--- BEGIN Document segment ---
In [1]:
from collections import Counter
from datetime import datetime
import pandas as pd
import numpy as np
import threading
import requests
import pickle
import json
import time

### CSV to JSON:

In [2]:
df = pd.read_csv('./raw/kubernetes.csv').to_numpy()

In [3]:
export_json = False

if export_json == True:
    data = []
    for row in df:
        data += [{
            'pr_id': row[0],
            'github_pr_id': row[1],
            'commenter_id': row[2],
            'commenter_username': row[3],
            'commenter_follower_count': row[4],
            'commenter_total_github_commit_count': row[5],
            'commenter_base_repo_commit_count': row[6],
            'head_commit_author_id': row[7],
            'head_commit_author_username': row[8],
            'head_commit_committer_id': row[9],
            'head_commit_committer_username': row[10],
            'base_commit_author_id': row[11],
            'base_commit_author_username': row[12],
            'base_commit_committer_id': row[13],
            'base_commit_committer_username': row[14],
            'head_repo_id': row[15],
            'base_repo_id': row[16],
            'base_repo_owner': row[17],
            'base_repo_owner_username': row[18],
            'head_repo_owner_id': row[19],
            'head_repo_owner_username': row[20],
            'head_commit_id': row[21],
            'base_commit_id': row[22],
            'pullreq_id': row[23],
            'comment_created_at': row[24],
            'comment_position': row[25],
            'comment_id': row[26],
            'comment_body': row[27]
        }]
    with open('./kubernetes.json', 'w') as file:
        json.dump(data, file)

In [4]:
data = None
with open('./kubernetes.json') as file:
    data = json.load(file)

### List of Pull Request IDs:

In [5]:
pull_req_ids = []

for row in data:
    pull_req_ids += [row['github_pr_id']]

pull_req_ids = list(set(pull_req_ids))

In [6]:
print('Total Pull Requests:', len(pull_req_ids))

Total Pull Requests: 11473


### Scraping Pull Request File Changes From Github API:

Turn on internet connection. API provides **5000 free requests/token/hour**. So requests are broken in chunks of 4096 requests.
--- END Document segment ---
**Work to complete**.
(a) How many total pull requests does the notebook report?
(b) Rewrite the part of the notebook starting at "### List of" and ending at "Pull Requests:', len(pull_req_ids))", renaming "pull_req_ids" to "unique_pr_ids".
--- BEGIN Data extract ---
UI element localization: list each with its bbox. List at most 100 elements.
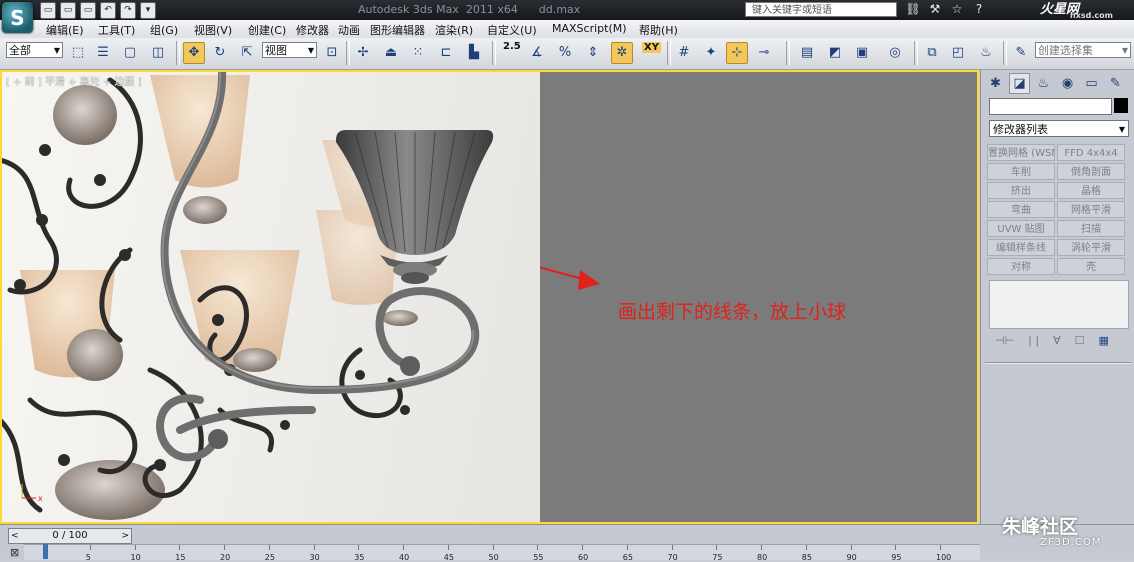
--- END Data extract ---
**Answers to the exercises**.
(a) 11473

(b)
### List of Pull Request IDs:

In [5]:
unique_pr_ids = []

for row in data:
    unique_pr_ids += [row['github_pr_id']]

unique_pr_ids = list(set(unique_pr_ids))

In [6]:
print('Total Pull Requests:', len(unique_pr_ids))